TASK STATEMENT
What follows is a set of entries. Give them again exactly, without the pictures.

DATA EXCERPTS
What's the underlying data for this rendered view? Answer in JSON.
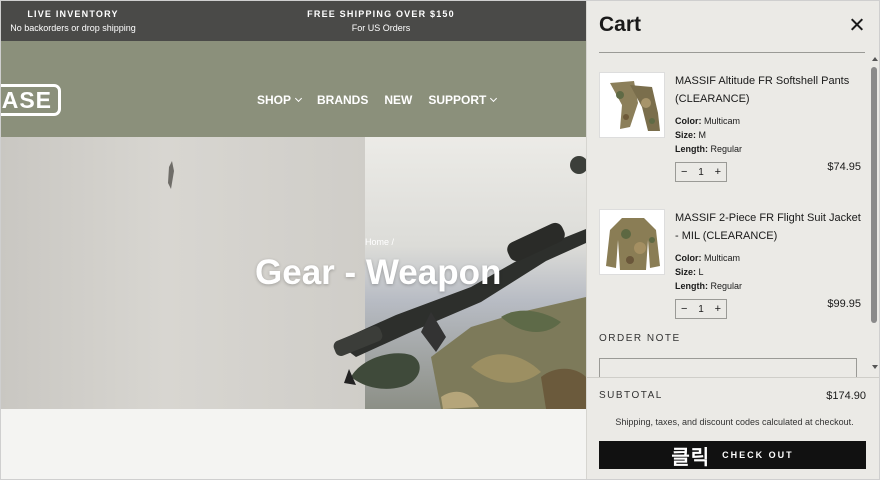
{
  "announcement": {
    "left_title": "LIVE INVENTORY",
    "left_sub": "No backorders or drop shipping",
    "center_title": "FREE SHIPPING OVER $150",
    "center_sub": "For US Orders"
  },
  "header": {
    "logo_text": "ASE",
    "menu": [
      {
        "label": "SHOP",
        "dropdown": true
      },
      {
        "label": "BRANDS",
        "dropdown": false
      },
      {
        "label": "NEW",
        "dropdown": false
      },
      {
        "label": "SUPPORT",
        "dropdown": true
      }
    ]
  },
  "hero": {
    "breadcrumb": "Home /",
    "title": "Gear - Weapon"
  },
  "cart": {
    "title": "Cart",
    "items": [
      {
        "name": "MASSIF Altitude FR Softshell Pants (CLEARANCE)",
        "color_label": "Color:",
        "color": "Multicam",
        "size_label": "Size:",
        "size": "M",
        "length_label": "Length:",
        "length": "Regular",
        "qty": "1",
        "price": "$74.95",
        "thumb_icon": "pants-thumbnail"
      },
      {
        "name": "MASSIF 2-Piece FR Flight Suit Jacket - MIL (CLEARANCE)",
        "color_label": "Color:",
        "color": "Multicam",
        "size_label": "Size:",
        "size": "L",
        "length_label": "Length:",
        "length": "Regular",
        "qty": "1",
        "price": "$99.95",
        "thumb_icon": "jacket-thumbnail"
      }
    ],
    "qty_minus": "−",
    "qty_plus": "+",
    "order_note_label": "ORDER NOTE",
    "subtotal_label": "SUBTOTAL",
    "subtotal_value": "$174.90",
    "shipping_note": "Shipping, taxes, and discount codes calculated at checkout.",
    "checkout_tag": "클릭",
    "checkout_label": "CHECK OUT"
  },
  "colors": {
    "topbar": "#4a4a48",
    "nav": "#8b907b",
    "drawer": "#ebeae6",
    "checkout": "#111111"
  }
}
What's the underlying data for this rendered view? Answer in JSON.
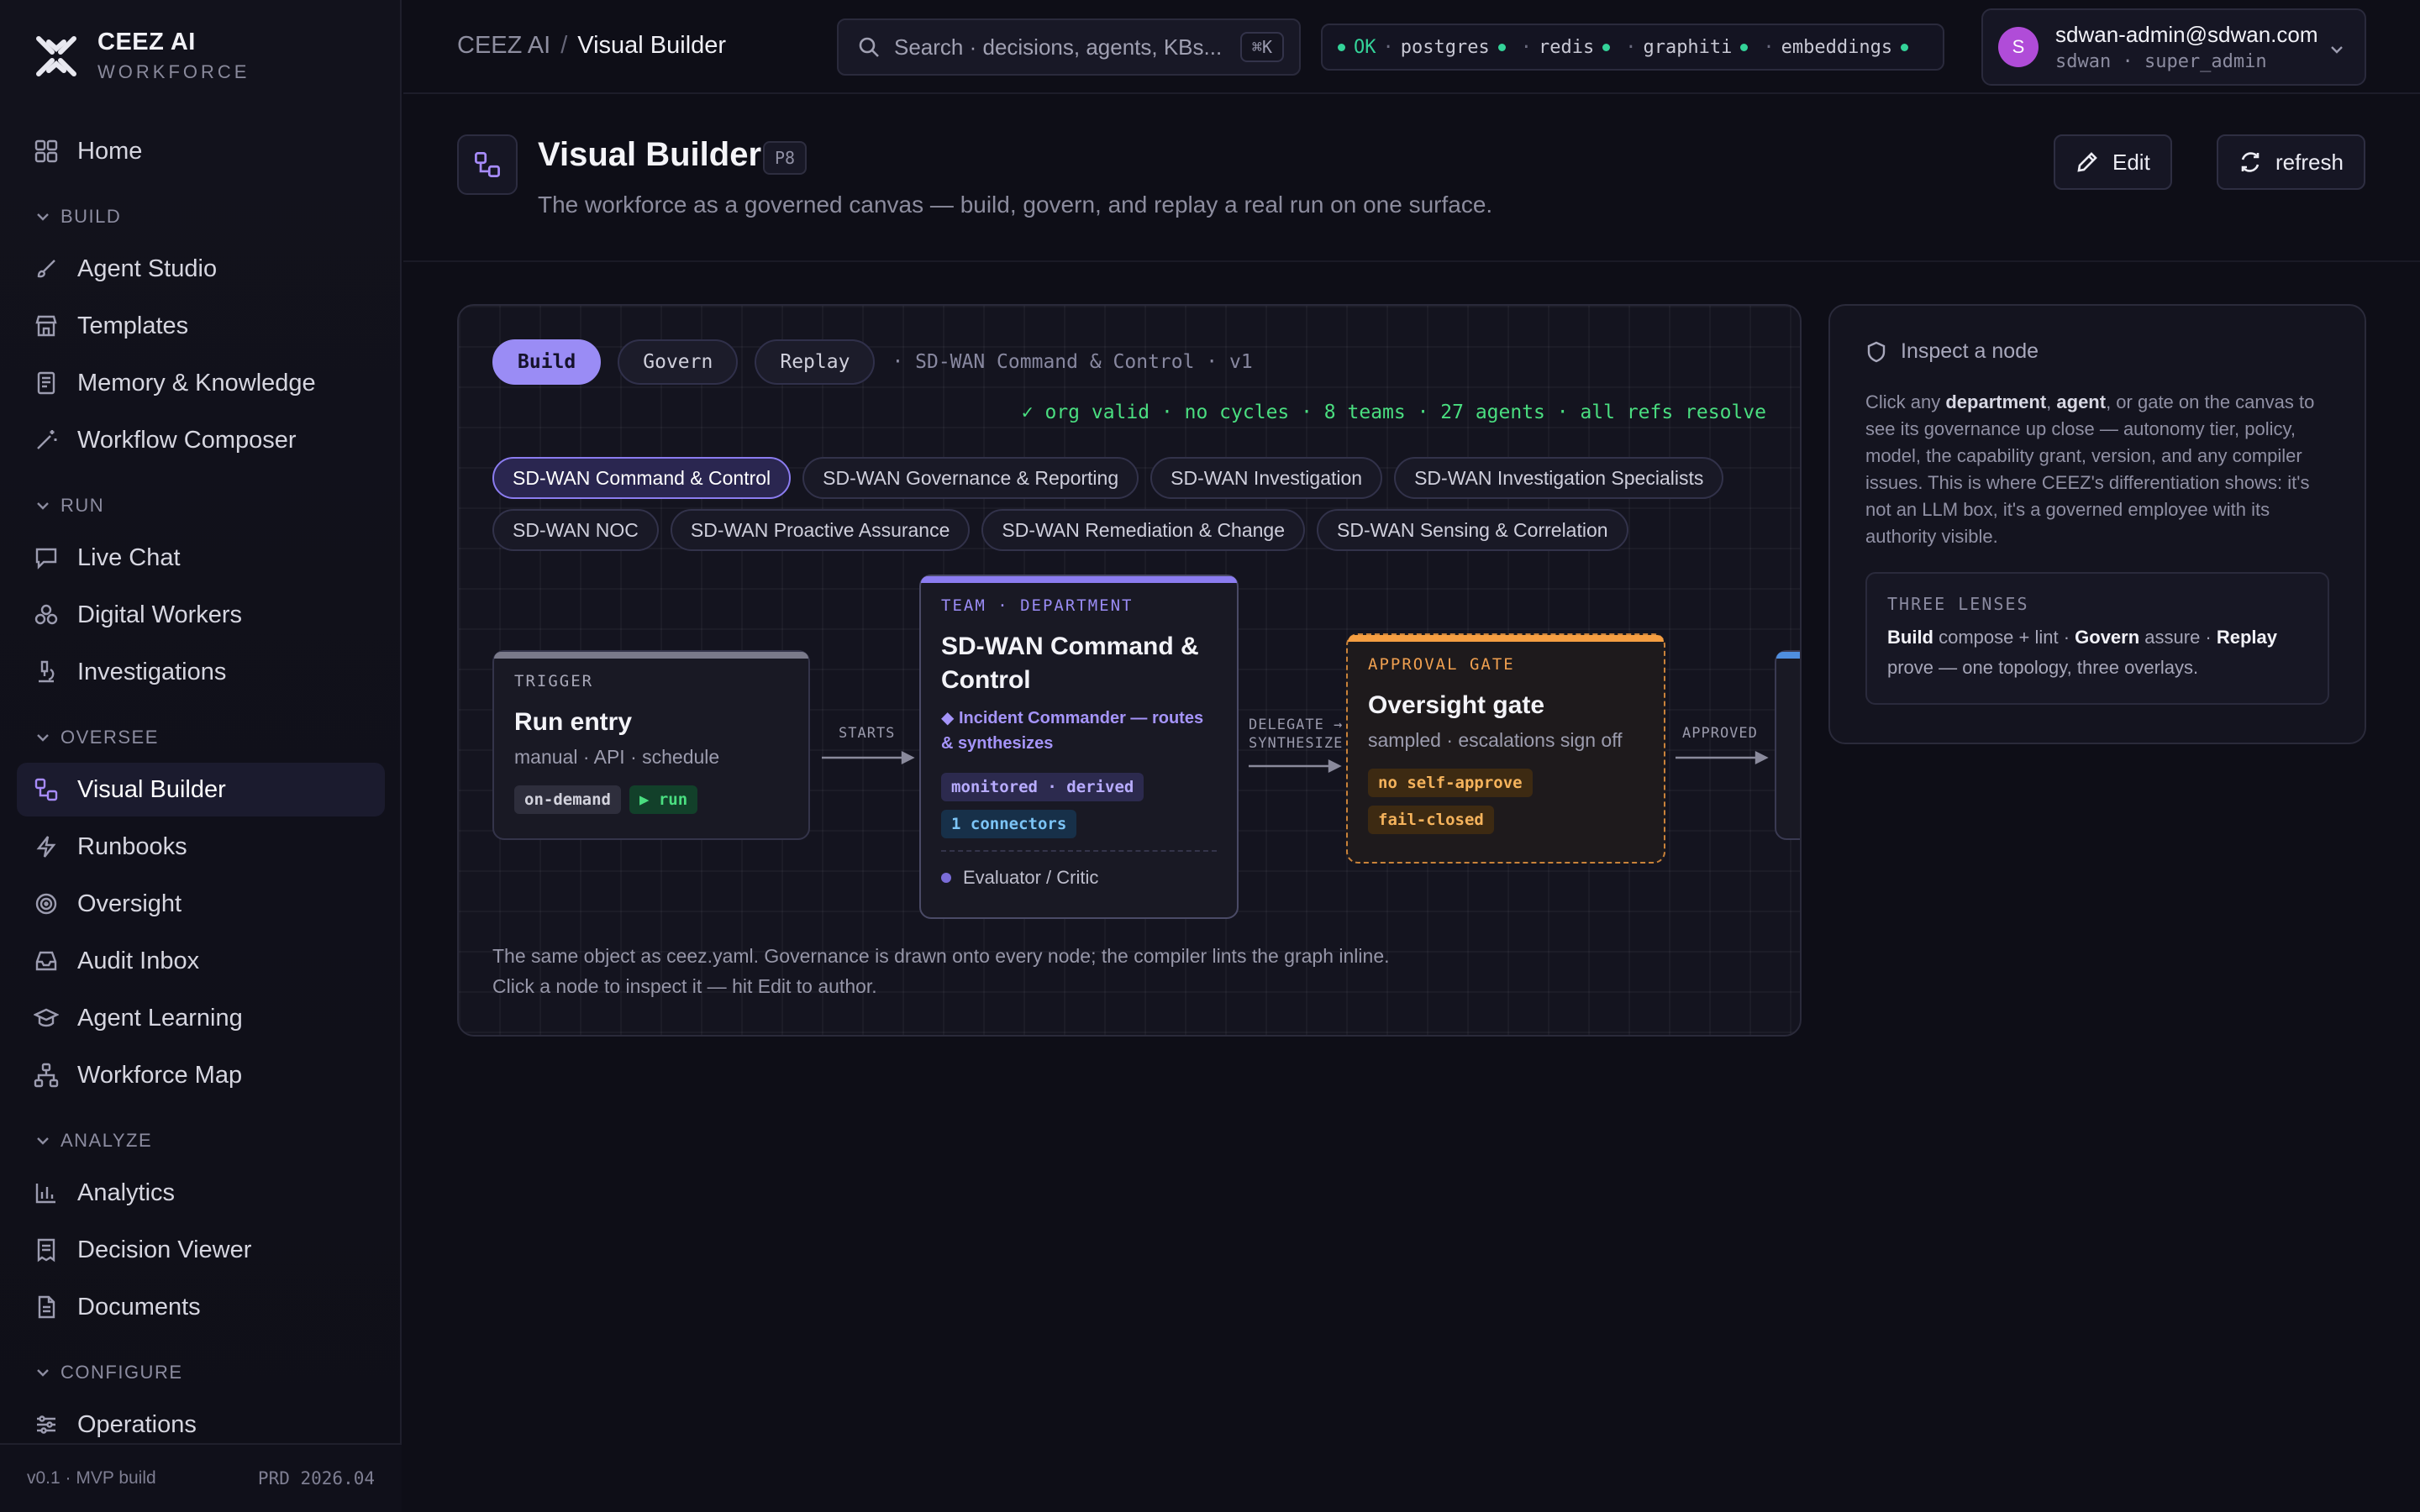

TASK RESULT
What's the underlying data for this rendered view? Answer in JSON.
{
  "announcement": {
    "left_title": "LIVE INVENTORY",
    "left_sub": "No backorders or drop shipping",
    "center_title": "FREE SHIPPING OVER $150",
    "center_sub": "For US Orders"
  },
  "header": {
    "logo_text": "ASE",
    "menu": [
      {
        "label": "SHOP",
        "dropdown": true
      },
      {
        "label": "BRANDS",
        "dropdown": false
      },
      {
        "label": "NEW",
        "dropdown": false
      },
      {
        "label": "SUPPORT",
        "dropdown": true
      }
    ]
  },
  "hero": {
    "breadcrumb": "Home /",
    "title": "Gear - Weapon"
  },
  "cart": {
    "title": "Cart",
    "items": [
      {
        "name": "MASSIF Altitude FR Softshell Pants (CLEARANCE)",
        "color_label": "Color:",
        "color": "Multicam",
        "size_label": "Size:",
        "size": "M",
        "length_label": "Length:",
        "length": "Regular",
        "qty": "1",
        "price": "$74.95",
        "thumb_icon": "pants-thumbnail"
      },
      {
        "name": "MASSIF 2-Piece FR Flight Suit Jacket - MIL (CLEARANCE)",
        "color_label": "Color:",
        "color": "Multicam",
        "size_label": "Size:",
        "size": "L",
        "length_label": "Length:",
        "length": "Regular",
        "qty": "1",
        "price": "$99.95",
        "thumb_icon": "jacket-thumbnail"
      }
    ],
    "qty_minus": "−",
    "qty_plus": "+",
    "order_note_label": "ORDER NOTE",
    "subtotal_label": "SUBTOTAL",
    "subtotal_value": "$174.90",
    "shipping_note": "Shipping, taxes, and discount codes calculated at checkout.",
    "checkout_tag": "클릭",
    "checkout_label": "CHECK OUT"
  },
  "colors": {
    "topbar": "#4a4a48",
    "nav": "#8b907b",
    "drawer": "#ebeae6",
    "checkout": "#111111"
  }
}
What's the underlying data for this rendered view? Answer in JSON.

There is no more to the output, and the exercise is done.